### [EXCERPTED PASSAGE]
○ ○ ○ ○ ○ ○ ○

Change in our hands
Amy Wu says when faced with change that's out of our control and not necessarily for the best, there's some comfort in having a say at the ballot box
I've become a relentless observer of differences, similarities and change. I'm no economist but, as an American citizen living abroad who is anxious about the future of her country, I track the US economic indicators religiously.
Although I've just celebrated my second anniversary living and working in Hong Kong, I'm concerned about the US economy. Will my peers and I - many of us now moving into our late 30s - ever acquire the American dream: a steady job, mortgage, the house with the white picket fence, a two-car garage? Is this a dream delayed or a pipe dream?
This year is an election year - where one of the main themes on both tickets is "change". Americans are hungry for change for the better, and I am no different. Signing up for my absentee ballot so I can vote in November was top of my "to do" list.
In search of change, I spent the summer travelling across the US. From Las Vegas to Omaha, Nebraska, to Boston, Washington and Manhattan, shops and theatres are packed, bars and restaurants are booming as part of urban regeneration projects, and Harvard and MIT were packed with tourists, many of them mainland Chinese with their children in tow and dreams of attending an Ivy League university.

○ ○ ○ ○ ○ ○ ○

### [STORED DATA]
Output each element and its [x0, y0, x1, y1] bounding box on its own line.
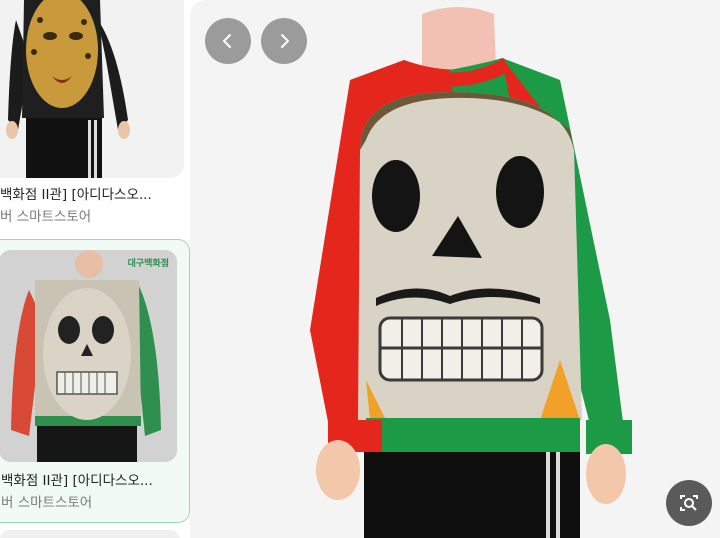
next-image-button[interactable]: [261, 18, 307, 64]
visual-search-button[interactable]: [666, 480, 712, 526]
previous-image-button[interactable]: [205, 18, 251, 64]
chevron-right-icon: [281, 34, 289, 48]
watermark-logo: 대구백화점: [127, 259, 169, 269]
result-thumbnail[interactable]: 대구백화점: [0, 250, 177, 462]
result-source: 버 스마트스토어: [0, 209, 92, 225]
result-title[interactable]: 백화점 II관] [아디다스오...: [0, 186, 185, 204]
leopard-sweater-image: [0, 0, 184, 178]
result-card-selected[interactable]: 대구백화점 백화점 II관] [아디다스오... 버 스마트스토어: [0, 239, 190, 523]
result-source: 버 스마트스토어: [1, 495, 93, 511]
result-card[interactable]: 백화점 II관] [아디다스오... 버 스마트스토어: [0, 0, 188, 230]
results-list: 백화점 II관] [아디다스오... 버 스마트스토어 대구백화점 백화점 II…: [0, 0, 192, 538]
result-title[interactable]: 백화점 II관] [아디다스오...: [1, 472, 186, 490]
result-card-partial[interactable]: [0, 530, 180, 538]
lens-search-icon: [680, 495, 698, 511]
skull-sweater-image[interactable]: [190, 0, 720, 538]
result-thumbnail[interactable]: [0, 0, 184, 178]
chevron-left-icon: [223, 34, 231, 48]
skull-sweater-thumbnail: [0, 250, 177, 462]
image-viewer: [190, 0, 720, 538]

○ ○ ○ ○ ○ ○ ○

### [TASK REQUIREMENTS]
In the column on change, how long has the writer been living and working in Hong Kong? The listing plays no role here.

### [EXERCISE SOLUTION]
Two years.